◆ Brief ◆
Convert every line of the items below into a JSON list of strings, one string per line, skipping blank lines. Leave the pictures out.

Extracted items
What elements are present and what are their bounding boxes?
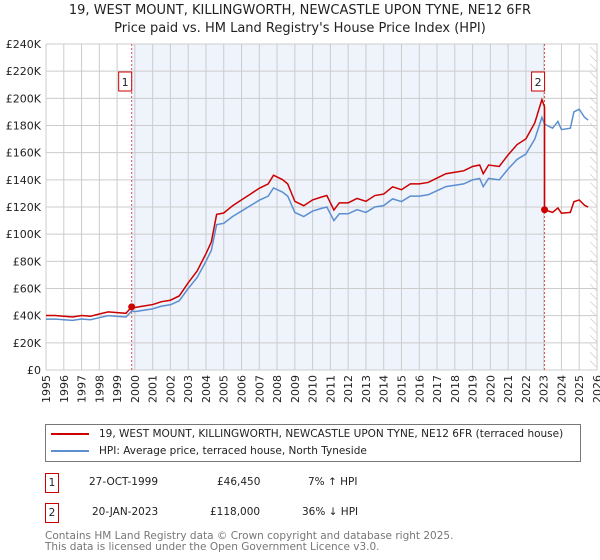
chart-subtitle: Price paid vs. HM Land Registry's House … bbox=[114, 21, 486, 36]
x-tick-label: 2009 bbox=[289, 375, 302, 403]
x-tick-label: 2001 bbox=[147, 375, 160, 403]
x-tick-label: 2024 bbox=[555, 375, 568, 403]
x-tick-label: 2019 bbox=[467, 375, 480, 403]
plot-border bbox=[45, 43, 598, 371]
y-tick-label: £200K bbox=[6, 92, 42, 105]
y-tick-label: £80K bbox=[13, 255, 42, 268]
y-tick-label: £20K bbox=[13, 337, 42, 350]
x-tick-label: 2008 bbox=[271, 375, 284, 403]
legend: 19, WEST MOUNT, KILLINGWORTH, NEWCASTLE … bbox=[45, 424, 581, 462]
x-tick-label: 2011 bbox=[324, 375, 337, 403]
sale-hpi-diff: 7% ↑ HPI bbox=[308, 476, 358, 488]
sale-price: £46,450 bbox=[217, 476, 261, 488]
x-tick-label: 2006 bbox=[236, 375, 249, 403]
y-tick-label: £220K bbox=[6, 65, 42, 78]
legend-label-hpi: HPI: Average price, terraced house, Nort… bbox=[99, 445, 367, 457]
x-tick-label: 2014 bbox=[378, 375, 391, 403]
y-tick-label: £120K bbox=[6, 201, 42, 214]
sale-point bbox=[541, 206, 549, 214]
x-tick-label: 1999 bbox=[111, 375, 124, 403]
x-tick-label: 1996 bbox=[58, 375, 71, 403]
footer-copyright: Contains HM Land Registry data © Crown c… bbox=[45, 530, 454, 542]
y-tick-label: £180K bbox=[6, 120, 42, 133]
y-tick-label: £160K bbox=[6, 147, 42, 160]
x-tick-label: 1998 bbox=[93, 375, 106, 403]
x-tick-label: 2000 bbox=[129, 375, 142, 403]
x-tick-label: 2013 bbox=[360, 375, 373, 403]
x-tick-label: 2012 bbox=[342, 375, 355, 403]
sale-point bbox=[128, 303, 136, 311]
property-price-line bbox=[46, 97, 589, 318]
x-tick-label: 2022 bbox=[520, 375, 533, 403]
legend-label-property: 19, WEST MOUNT, KILLINGWORTH, NEWCASTLE … bbox=[99, 428, 564, 440]
x-tick-label: 2010 bbox=[307, 375, 320, 403]
sale-date: 20-JAN-2023 bbox=[92, 506, 159, 518]
x-tick-label: 2017 bbox=[431, 375, 444, 403]
sale-label: 2 bbox=[535, 76, 542, 89]
y-tick-label: £0 bbox=[27, 364, 41, 377]
sale-badge: 2 bbox=[45, 503, 59, 523]
x-tick-label: 2015 bbox=[395, 375, 408, 403]
x-tick-label: 2023 bbox=[538, 375, 551, 403]
x-tick-label: 2026 bbox=[591, 375, 600, 403]
price-chart: £0 £20K £40K £60K £80K £100K £120K £140K £160K £1… bbox=[6, 38, 600, 403]
sale-label: 1 bbox=[122, 76, 129, 89]
y-tick-label: £100K bbox=[6, 228, 42, 241]
sale-badge: 1 bbox=[45, 473, 59, 493]
x-tick-label: 2021 bbox=[502, 375, 515, 403]
y-tick-label: £140K bbox=[6, 174, 42, 187]
y-tick-label: £40K bbox=[13, 310, 42, 323]
legend-swatch-red bbox=[51, 433, 89, 435]
x-tick-label: 2025 bbox=[573, 375, 586, 403]
chart-title: 19, WEST MOUNT, KILLINGWORTH, NEWCASTLE … bbox=[68, 3, 532, 18]
x-tick-label: 2004 bbox=[200, 375, 213, 403]
x-tick-label: 2002 bbox=[164, 375, 177, 403]
x-tick-label: 2003 bbox=[182, 375, 195, 403]
legend-item-hpi: HPI: Average price, terraced house, Nort… bbox=[51, 443, 367, 459]
sale-label-box bbox=[531, 71, 546, 92]
sale-hpi-diff: 36% ↓ HPI bbox=[302, 506, 359, 518]
x-tick-label: 2007 bbox=[253, 375, 266, 403]
x-tick-label: 2020 bbox=[484, 375, 497, 403]
x-tick-label: 1995 bbox=[40, 375, 53, 403]
sale-date: 27-OCT-1999 bbox=[89, 476, 158, 488]
x-tick-label: 1997 bbox=[76, 375, 89, 403]
sale-price: £118,000 bbox=[210, 506, 261, 518]
legend-swatch-blue bbox=[51, 450, 89, 452]
legend-item-property: 19, WEST MOUNT, KILLINGWORTH, NEWCASTLE … bbox=[51, 426, 563, 442]
x-tick-label: 2005 bbox=[218, 375, 231, 403]
sale-label-box bbox=[118, 71, 133, 92]
y-tick-label: £240K bbox=[6, 38, 42, 51]
x-tick-label: 2016 bbox=[413, 375, 426, 403]
hpi-line bbox=[46, 108, 589, 322]
footer-licence: This data is licensed under the Open Gov… bbox=[45, 541, 380, 553]
y-tick-label: £60K bbox=[13, 283, 42, 296]
x-tick-label: 2018 bbox=[449, 375, 462, 403]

◆ Answer in full ◆
[
  "What elements are present and what are their bounding boxes?",
  "chart-subtitle: Price paid vs. HM Land Registry's House … bbox=[114, 21, 486, 36]",
  "x-tick-label: 2009 bbox=[289, 375, 302, 403]",
  "x-tick-label: 2001 bbox=[147, 375, 160, 403]",
  "x-tick-label: 2024 bbox=[555, 375, 568, 403]",
  "x-tick-label: 2019 bbox=[467, 375, 480, 403]",
  "plot-border bbox=[45, 43, 598, 371]",
  "y-tick-label: £200K bbox=[6, 92, 42, 105]",
  "y-tick-label: £80K bbox=[13, 255, 42, 268]",
  "y-tick-label: £20K bbox=[13, 337, 42, 350]",
  "x-tick-label: 2008 bbox=[271, 375, 284, 403]",
  "legend: 19, WEST MOUNT, KILLINGWORTH, NEWCASTLE … bbox=[45, 424, 581, 462]",
  "x-tick-label: 2011 bbox=[324, 375, 337, 403]",
  "sale-hpi-diff: 7% ↑ HPI bbox=[308, 476, 358, 488]",
  "sale-price: £46,450 bbox=[217, 476, 261, 488]",
  "x-tick-label: 2006 bbox=[236, 375, 249, 403]",
  "y-tick-label: £220K bbox=[6, 65, 42, 78]",
  "legend-label-hpi: HPI: Average price, terraced house, Nort… bbox=[99, 445, 367, 457]",
  "x-tick-label: 2014 bbox=[378, 375, 391, 403]",
  "y-tick-label: £120K bbox=[6, 201, 42, 214]",
  "sale-point bbox=[541, 206, 549, 214]",
  "x-tick-label: 1999 bbox=[111, 375, 124, 403]",
  "x-tick-label: 1996 bbox=[58, 375, 71, 403]",
  "footer-copyright: Contains HM Land Registry data © Crown c… bbox=[45, 530, 454, 542]",
  "y-tick-label: £180K bbox=[6, 120, 42, 133]",
  "y-tick-label: £160K bbox=[6, 147, 42, 160]",
  "x-tick-label: 1998 bbox=[93, 375, 106, 403]",
  "x-tick-label: 2000 bbox=[129, 375, 142, 403]",
  "x-tick-label: 2013 bbox=[360, 375, 373, 403]",
  "x-tick-label: 2012 bbox=[342, 375, 355, 403]",
  "sale-point bbox=[128, 303, 136, 311]",
  "property-price-line bbox=[46, 97, 589, 318]",
  "x-tick-label: 2022 bbox=[520, 375, 533, 403]",
  "legend-label-property: 19, WEST MOUNT, KILLINGWORTH, NEWCASTLE … bbox=[99, 428, 564, 440]",
  "x-tick-label: 2010 bbox=[307, 375, 320, 403]",
  "sale-date: 20-JAN-2023 bbox=[92, 506, 159, 518]",
  "x-tick-label: 2017 bbox=[431, 375, 444, 403]",
  "sale-label: 2 bbox=[535, 76, 542, 89]",
  "y-tick-label: £0 bbox=[27, 364, 41, 377]",
  "sale-badge: 2 bbox=[45, 503, 59, 523]",
  "x-tick-label: 2015 bbox=[395, 375, 408, 403]",
  "x-tick-label: 2023 bbox=[538, 375, 551, 403]",
  "x-tick-label: 2026 bbox=[591, 375, 600, 403]",
  "price-chart: £0 £20K £40K £60K £80K £100K £120K £140K £160K £1… bbox=[6, 38, 600, 403]",
  "sale-label: 1 bbox=[122, 76, 129, 89]",
  "y-tick-label: £100K bbox=[6, 228, 42, 241]",
  "sale-badge: 1 bbox=[45, 473, 59, 493]",
  "x-tick-label: 2021 bbox=[502, 375, 515, 403]",
  "y-tick-label: £140K bbox=[6, 174, 42, 187]",
  "y-tick-label: £40K bbox=[13, 310, 42, 323]",
  "legend-swatch-red bbox=[51, 433, 89, 435]",
  "x-tick-label: 2025 bbox=[573, 375, 586, 403]",
  "chart-title: 19, WEST MOUNT, KILLINGWORTH, NEWCASTLE … bbox=[68, 3, 532, 18]",
  "x-tick-label: 2004 bbox=[200, 375, 213, 403]",
  "x-tick-label: 2002 bbox=[164, 375, 177, 403]",
  "x-tick-label: 2003 bbox=[182, 375, 195, 403]",
  "legend-item-hpi: HPI: Average price, terraced house, Nort… bbox=[51, 443, 367, 459]",
  "sale-label-box bbox=[531, 71, 546, 92]",
  "sale-hpi-diff: 36% ↓ HPI bbox=[302, 506, 359, 518]",
  "x-tick-label: 2007 bbox=[253, 375, 266, 403]",
  "x-tick-label: 2020 bbox=[484, 375, 497, 403]",
  "x-tick-label: 1995 bbox=[40, 375, 53, 403]",
  "sale-date: 27-OCT-1999 bbox=[89, 476, 158, 488]",
  "x-tick-label: 1997 bbox=[76, 375, 89, 403]",
  "sale-price: £118,000 bbox=[210, 506, 261, 518]",
  "legend-swatch-blue bbox=[51, 450, 89, 452]",
  "legend-item-property: 19, WEST MOUNT, KILLINGWORTH, NEWCASTLE … bbox=[51, 426, 563, 442]",
  "x-tick-label: 2005 bbox=[218, 375, 231, 403]",
  "sale-label-box bbox=[118, 71, 133, 92]",
  "y-tick-label: £240K bbox=[6, 38, 42, 51]",
  "x-tick-label: 2016 bbox=[413, 375, 426, 403]",
  "hpi-line bbox=[46, 108, 589, 322]",
  "footer-licence: This data is licensed under the Open Gov… bbox=[45, 541, 380, 553]",
  "y-tick-label: £60K bbox=[13, 283, 42, 296]",
  "x-tick-label: 2018 bbox=[449, 375, 462, 403]"
]